(Extracts from a graphics dataset)
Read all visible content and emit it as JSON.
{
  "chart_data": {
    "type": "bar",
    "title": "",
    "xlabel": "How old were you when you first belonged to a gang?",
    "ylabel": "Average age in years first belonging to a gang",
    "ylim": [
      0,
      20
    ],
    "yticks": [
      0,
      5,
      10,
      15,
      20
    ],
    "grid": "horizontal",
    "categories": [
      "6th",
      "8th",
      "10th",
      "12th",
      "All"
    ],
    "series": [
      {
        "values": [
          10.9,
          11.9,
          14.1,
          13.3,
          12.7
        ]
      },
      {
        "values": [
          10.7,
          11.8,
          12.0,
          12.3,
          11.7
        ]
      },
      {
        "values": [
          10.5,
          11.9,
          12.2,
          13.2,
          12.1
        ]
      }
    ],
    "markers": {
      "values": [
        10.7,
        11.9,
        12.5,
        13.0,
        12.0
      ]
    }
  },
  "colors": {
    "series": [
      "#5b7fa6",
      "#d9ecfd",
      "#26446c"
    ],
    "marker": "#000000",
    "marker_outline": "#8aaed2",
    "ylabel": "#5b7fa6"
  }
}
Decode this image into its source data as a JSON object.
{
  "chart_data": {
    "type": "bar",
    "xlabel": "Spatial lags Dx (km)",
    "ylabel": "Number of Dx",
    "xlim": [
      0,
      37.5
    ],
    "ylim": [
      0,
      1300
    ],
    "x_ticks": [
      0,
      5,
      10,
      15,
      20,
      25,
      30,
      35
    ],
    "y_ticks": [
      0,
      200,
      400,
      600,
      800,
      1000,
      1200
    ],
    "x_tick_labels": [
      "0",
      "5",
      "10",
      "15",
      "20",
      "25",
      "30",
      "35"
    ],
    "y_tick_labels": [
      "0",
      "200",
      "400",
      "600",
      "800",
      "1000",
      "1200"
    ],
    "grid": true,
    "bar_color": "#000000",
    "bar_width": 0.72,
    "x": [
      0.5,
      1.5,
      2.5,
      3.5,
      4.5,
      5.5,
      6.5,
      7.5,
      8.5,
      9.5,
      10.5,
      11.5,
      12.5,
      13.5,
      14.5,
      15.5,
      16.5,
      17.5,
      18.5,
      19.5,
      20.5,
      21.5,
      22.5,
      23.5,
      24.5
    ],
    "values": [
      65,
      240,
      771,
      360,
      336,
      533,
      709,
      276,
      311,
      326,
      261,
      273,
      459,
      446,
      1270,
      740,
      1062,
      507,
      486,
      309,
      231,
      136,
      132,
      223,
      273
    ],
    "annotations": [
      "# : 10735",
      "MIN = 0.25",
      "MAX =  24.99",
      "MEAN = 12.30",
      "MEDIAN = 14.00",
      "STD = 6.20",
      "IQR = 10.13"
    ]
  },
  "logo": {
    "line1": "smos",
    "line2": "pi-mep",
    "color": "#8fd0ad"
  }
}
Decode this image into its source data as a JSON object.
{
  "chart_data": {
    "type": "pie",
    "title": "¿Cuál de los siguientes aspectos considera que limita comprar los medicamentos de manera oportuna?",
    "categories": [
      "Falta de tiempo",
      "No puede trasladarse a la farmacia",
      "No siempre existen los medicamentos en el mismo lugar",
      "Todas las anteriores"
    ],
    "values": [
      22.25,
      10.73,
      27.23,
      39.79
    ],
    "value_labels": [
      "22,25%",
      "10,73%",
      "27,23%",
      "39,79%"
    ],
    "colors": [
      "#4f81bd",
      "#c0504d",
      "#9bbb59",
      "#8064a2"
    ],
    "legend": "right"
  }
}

**TASK BRIEF:** Type out the whole listing above again, exactly as it stands.

**OUTPUT:**
Read all visible content and emit it as JSON.
{
  "chart_data": {
    "type": "bar",
    "title": "",
    "xlabel": "How old were you when you first belonged to a gang?",
    "ylabel": "Average age in years first belonging to a gang",
    "ylim": [
      0,
      20
    ],
    "yticks": [
      0,
      5,
      10,
      15,
      20
    ],
    "grid": "horizontal",
    "categories": [
      "6th",
      "8th",
      "10th",
      "12th",
      "All"
    ],
    "series": [
      {
        "values": [
          10.9,
          11.9,
          14.1,
          13.3,
          12.7
        ]
      },
      {
        "values": [
          10.7,
          11.8,
          12.0,
          12.3,
          11.7
        ]
      },
      {
        "values": [
          10.5,
          11.9,
          12.2,
          13.2,
          12.1
        ]
      }
    ],
    "markers": {
      "values": [
        10.7,
        11.9,
        12.5,
        13.0,
        12.0
      ]
    }
  },
  "colors": {
    "series": [
      "#5b7fa6",
      "#d9ecfd",
      "#26446c"
    ],
    "marker": "#000000",
    "marker_outline": "#8aaed2",
    "ylabel": "#5b7fa6"
  }
}
Decode this image into its source data as a JSON object.
{
  "chart_data": {
    "type": "bar",
    "xlabel": "Spatial lags Dx (km)",
    "ylabel": "Number of Dx",
    "xlim": [
      0,
      37.5
    ],
    "ylim": [
      0,
      1300
    ],
    "x_ticks": [
      0,
      5,
      10,
      15,
      20,
      25,
      30,
      35
    ],
    "y_ticks": [
      0,
      200,
      400,
      600,
      800,
      1000,
      1200
    ],
    "x_tick_labels": [
      "0",
      "5",
      "10",
      "15",
      "20",
      "25",
      "30",
      "35"
    ],
    "y_tick_labels": [
      "0",
      "200",
      "400",
      "600",
      "800",
      "1000",
      "1200"
    ],
    "grid": true,
    "bar_color": "#000000",
    "bar_width": 0.72,
    "x": [
      0.5,
      1.5,
      2.5,
      3.5,
      4.5,
      5.5,
      6.5,
      7.5,
      8.5,
      9.5,
      10.5,
      11.5,
      12.5,
      13.5,
      14.5,
      15.5,
      16.5,
      17.5,
      18.5,
      19.5,
      20.5,
      21.5,
      22.5,
      23.5,
      24.5
    ],
    "values": [
      65,
      240,
      771,
      360,
      336,
      533,
      709,
      276,
      311,
      326,
      261,
      273,
      459,
      446,
      1270,
      740,
      1062,
      507,
      486,
      309,
      231,
      136,
      132,
      223,
      273
    ],
    "annotations": [
      "# : 10735",
      "MIN = 0.25",
      "MAX =  24.99",
      "MEAN = 12.30",
      "MEDIAN = 14.00",
      "STD = 6.20",
      "IQR = 10.13"
    ]
  },
  "logo": {
    "line1": "smos",
    "line2": "pi-mep",
    "color": "#8fd0ad"
  }
}
Decode this image into its source data as a JSON object.
{
  "chart_data": {
    "type": "pie",
    "title": "¿Cuál de los siguientes aspectos considera que limita comprar los medicamentos de manera oportuna?",
    "categories": [
      "Falta de tiempo",
      "No puede trasladarse a la farmacia",
      "No siempre existen los medicamentos en el mismo lugar",
      "Todas las anteriores"
    ],
    "values": [
      22.25,
      10.73,
      27.23,
      39.79
    ],
    "value_labels": [
      "22,25%",
      "10,73%",
      "27,23%",
      "39,79%"
    ],
    "colors": [
      "#4f81bd",
      "#c0504d",
      "#9bbb59",
      "#8064a2"
    ],
    "legend": "right"
  }
}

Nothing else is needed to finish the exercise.